▸ **Short task**
Find every line with the word "name". Copy those lines.
--------
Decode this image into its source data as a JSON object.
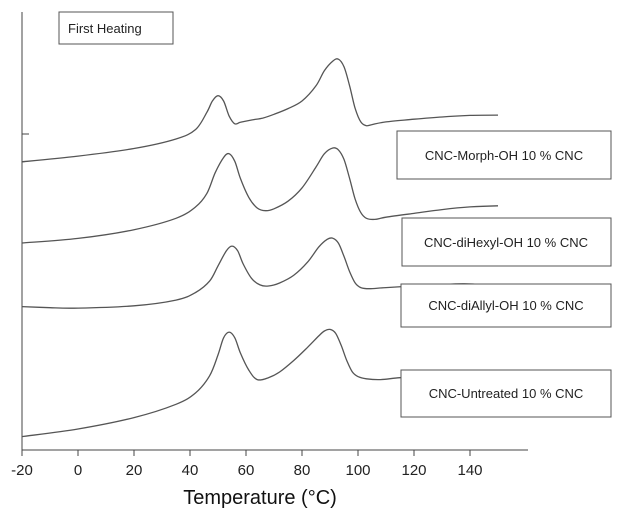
{
  "chart_data": {
    "type": "line",
    "title": "First Heating",
    "xlabel": "Temperature (°C)",
    "ylabel": "",
    "xlim": [
      -20,
      150
    ],
    "xticks": [
      -20,
      0,
      20,
      40,
      60,
      80,
      100,
      120,
      140
    ],
    "grid": false,
    "series": [
      {
        "name": "CNC-Morph-OH 10 % CNC",
        "points": [
          [
            -20,
            -1.1
          ],
          [
            0,
            -0.95
          ],
          [
            20,
            -0.75
          ],
          [
            35,
            -0.5
          ],
          [
            42,
            -0.25
          ],
          [
            46,
            0.2
          ],
          [
            48,
            0.5
          ],
          [
            50,
            0.64
          ],
          [
            52,
            0.5
          ],
          [
            54,
            0.1
          ],
          [
            56,
            -0.1
          ],
          [
            58,
            -0.06
          ],
          [
            62,
            0.0
          ],
          [
            66,
            0.05
          ],
          [
            70,
            0.15
          ],
          [
            75,
            0.3
          ],
          [
            80,
            0.5
          ],
          [
            85,
            0.9
          ],
          [
            88,
            1.3
          ],
          [
            91,
            1.55
          ],
          [
            93,
            1.6
          ],
          [
            95,
            1.4
          ],
          [
            97,
            0.9
          ],
          [
            99,
            0.3
          ],
          [
            101,
            -0.05
          ],
          [
            103,
            -0.15
          ],
          [
            105,
            -0.12
          ],
          [
            110,
            -0.05
          ],
          [
            120,
            0.02
          ],
          [
            130,
            0.08
          ],
          [
            140,
            0.12
          ],
          [
            150,
            0.13
          ]
        ]
      },
      {
        "name": "CNC-diHexyl-OH 10 % CNC",
        "points": [
          [
            -20,
            -1.0
          ],
          [
            0,
            -0.88
          ],
          [
            20,
            -0.65
          ],
          [
            35,
            -0.35
          ],
          [
            42,
            -0.05
          ],
          [
            46,
            0.3
          ],
          [
            49,
            0.85
          ],
          [
            52,
            1.25
          ],
          [
            54,
            1.35
          ],
          [
            56,
            1.15
          ],
          [
            58,
            0.7
          ],
          [
            61,
            0.2
          ],
          [
            64,
            -0.08
          ],
          [
            67,
            -0.15
          ],
          [
            70,
            -0.1
          ],
          [
            75,
            0.1
          ],
          [
            80,
            0.45
          ],
          [
            85,
            1.0
          ],
          [
            88,
            1.35
          ],
          [
            91,
            1.5
          ],
          [
            93,
            1.45
          ],
          [
            95,
            1.2
          ],
          [
            97,
            0.7
          ],
          [
            99,
            0.15
          ],
          [
            101,
            -0.2
          ],
          [
            103,
            -0.35
          ],
          [
            106,
            -0.38
          ],
          [
            110,
            -0.32
          ],
          [
            120,
            -0.22
          ],
          [
            130,
            -0.12
          ],
          [
            140,
            -0.05
          ],
          [
            150,
            -0.02
          ]
        ]
      },
      {
        "name": "CNC-diAllyl-OH 10 % CNC",
        "points": [
          [
            -20,
            -0.62
          ],
          [
            -10,
            -0.65
          ],
          [
            0,
            -0.66
          ],
          [
            20,
            -0.6
          ],
          [
            35,
            -0.45
          ],
          [
            42,
            -0.25
          ],
          [
            47,
            0.05
          ],
          [
            50,
            0.45
          ],
          [
            53,
            0.85
          ],
          [
            55,
            0.97
          ],
          [
            57,
            0.85
          ],
          [
            59,
            0.5
          ],
          [
            62,
            0.12
          ],
          [
            65,
            -0.05
          ],
          [
            68,
            -0.08
          ],
          [
            72,
            0.0
          ],
          [
            77,
            0.2
          ],
          [
            82,
            0.55
          ],
          [
            86,
            0.95
          ],
          [
            89,
            1.15
          ],
          [
            91,
            1.18
          ],
          [
            93,
            1.05
          ],
          [
            95,
            0.7
          ],
          [
            97,
            0.3
          ],
          [
            99,
            0.0
          ],
          [
            101,
            -0.12
          ],
          [
            104,
            -0.15
          ],
          [
            110,
            -0.12
          ],
          [
            120,
            -0.08
          ],
          [
            130,
            -0.04
          ],
          [
            138,
            -0.02
          ],
          [
            145,
            -0.05
          ],
          [
            150,
            -0.1
          ]
        ]
      },
      {
        "name": "CNC-Untreated 10 % CNC",
        "points": [
          [
            -20,
            -1.7
          ],
          [
            0,
            -1.5
          ],
          [
            20,
            -1.2
          ],
          [
            35,
            -0.85
          ],
          [
            42,
            -0.55
          ],
          [
            47,
            -0.1
          ],
          [
            50,
            0.45
          ],
          [
            52,
            0.9
          ],
          [
            54,
            1.05
          ],
          [
            56,
            0.9
          ],
          [
            58,
            0.5
          ],
          [
            61,
            0.05
          ],
          [
            64,
            -0.2
          ],
          [
            68,
            -0.15
          ],
          [
            72,
            0.0
          ],
          [
            77,
            0.3
          ],
          [
            82,
            0.65
          ],
          [
            86,
            0.95
          ],
          [
            88,
            1.08
          ],
          [
            90,
            1.12
          ],
          [
            92,
            1.02
          ],
          [
            94,
            0.7
          ],
          [
            96,
            0.3
          ],
          [
            98,
            0.0
          ],
          [
            100,
            -0.12
          ],
          [
            103,
            -0.18
          ],
          [
            108,
            -0.2
          ],
          [
            115,
            -0.15
          ],
          [
            125,
            -0.1
          ],
          [
            135,
            -0.06
          ],
          [
            140,
            -0.05
          ],
          [
            145,
            -0.07
          ],
          [
            150,
            -0.12
          ]
        ]
      }
    ]
  }
}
--------
▸ **Complete answer**
        "name": "CNC-Morph-OH 10 % CNC",
        "name": "CNC-diHexyl-OH 10 % CNC",
        "name": "CNC-diAllyl-OH 10 % CNC",
        "name": "CNC-Untreated 10 % CNC",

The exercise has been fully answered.